▶ _The exercise_
Write out the entries again exactly as they are given.
··· Records provided
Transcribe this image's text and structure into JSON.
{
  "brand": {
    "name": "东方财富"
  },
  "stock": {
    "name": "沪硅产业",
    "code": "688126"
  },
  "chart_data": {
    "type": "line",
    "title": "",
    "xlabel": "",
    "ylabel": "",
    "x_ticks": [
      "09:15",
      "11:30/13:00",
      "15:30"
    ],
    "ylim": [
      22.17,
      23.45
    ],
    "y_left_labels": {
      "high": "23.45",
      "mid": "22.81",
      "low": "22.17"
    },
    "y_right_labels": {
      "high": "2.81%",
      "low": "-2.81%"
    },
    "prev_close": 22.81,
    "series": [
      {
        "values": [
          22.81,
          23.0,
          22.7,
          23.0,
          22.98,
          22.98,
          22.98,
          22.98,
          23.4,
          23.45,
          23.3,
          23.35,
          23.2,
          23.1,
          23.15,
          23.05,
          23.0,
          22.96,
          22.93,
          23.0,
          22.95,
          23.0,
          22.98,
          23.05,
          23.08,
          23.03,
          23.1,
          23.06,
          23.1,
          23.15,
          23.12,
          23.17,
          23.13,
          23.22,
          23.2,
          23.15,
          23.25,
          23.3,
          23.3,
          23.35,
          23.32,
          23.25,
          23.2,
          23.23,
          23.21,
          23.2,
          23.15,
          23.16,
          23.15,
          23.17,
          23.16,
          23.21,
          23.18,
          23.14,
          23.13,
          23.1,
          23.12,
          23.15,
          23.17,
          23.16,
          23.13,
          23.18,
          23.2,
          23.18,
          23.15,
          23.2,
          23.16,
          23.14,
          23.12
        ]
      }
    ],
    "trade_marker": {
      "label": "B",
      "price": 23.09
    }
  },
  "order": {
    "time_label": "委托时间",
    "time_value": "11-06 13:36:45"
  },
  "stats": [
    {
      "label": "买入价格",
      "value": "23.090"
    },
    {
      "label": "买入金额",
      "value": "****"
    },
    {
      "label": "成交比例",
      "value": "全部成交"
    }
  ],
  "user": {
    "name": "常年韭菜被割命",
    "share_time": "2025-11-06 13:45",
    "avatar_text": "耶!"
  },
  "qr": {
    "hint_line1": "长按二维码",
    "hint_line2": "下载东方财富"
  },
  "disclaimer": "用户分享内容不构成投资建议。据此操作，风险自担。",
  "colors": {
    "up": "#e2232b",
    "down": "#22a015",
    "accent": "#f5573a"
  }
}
······
▶ _Result for this task_
Transcribe this image's text and structure into JSON.
{
  "brand": {
    "name": "东方财富"
  },
  "stock": {
    "name": "沪硅产业",
    "code": "688126"
  },
  "chart_data": {
    "type": "line",
    "title": "",
    "xlabel": "",
    "ylabel": "",
    "x_ticks": [
      "09:15",
      "11:30/13:00",
      "15:30"
    ],
    "ylim": [
      22.17,
      23.45
    ],
    "y_left_labels": {
      "high": "23.45",
      "mid": "22.81",
      "low": "22.17"
    },
    "y_right_labels": {
      "high": "2.81%",
      "low": "-2.81%"
    },
    "prev_close": 22.81,
    "series": [
      {
        "values": [
          22.81,
          23.0,
          22.7,
          23.0,
          22.98,
          22.98,
          22.98,
          22.98,
          23.4,
          23.45,
          23.3,
          23.35,
          23.2,
          23.1,
          23.15,
          23.05,
          23.0,
          22.96,
          22.93,
          23.0,
          22.95,
          23.0,
          22.98,
          23.05,
          23.08,
          23.03,
          23.1,
          23.06,
          23.1,
          23.15,
          23.12,
          23.17,
          23.13,
          23.22,
          23.2,
          23.15,
          23.25,
          23.3,
          23.3,
          23.35,
          23.32,
          23.25,
          23.2,
          23.23,
          23.21,
          23.2,
          23.15,
          23.16,
          23.15,
          23.17,
          23.16,
          23.21,
          23.18,
          23.14,
          23.13,
          23.1,
          23.12,
          23.15,
          23.17,
          23.16,
          23.13,
          23.18,
          23.2,
          23.18,
          23.15,
          23.2,
          23.16,
          23.14,
          23.12
        ]
      }
    ],
    "trade_marker": {
      "label": "B",
      "price": 23.09
    }
  },
  "order": {
    "time_label": "委托时间",
    "time_value": "11-06 13:36:45"
  },
  "stats": [
    {
      "label": "买入价格",
      "value": "23.090"
    },
    {
      "label": "买入金额",
      "value": "****"
    },
    {
      "label": "成交比例",
      "value": "全部成交"
    }
  ],
  "user": {
    "name": "常年韭菜被割命",
    "share_time": "2025-11-06 13:45",
    "avatar_text": "耶!"
  },
  "qr": {
    "hint_line1": "长按二维码",
    "hint_line2": "下载东方财富"
  },
  "disclaimer": "用户分享内容不构成投资建议。据此操作，风险自担。",
  "colors": {
    "up": "#e2232b",
    "down": "#22a015",
    "accent": "#f5573a"
  }
}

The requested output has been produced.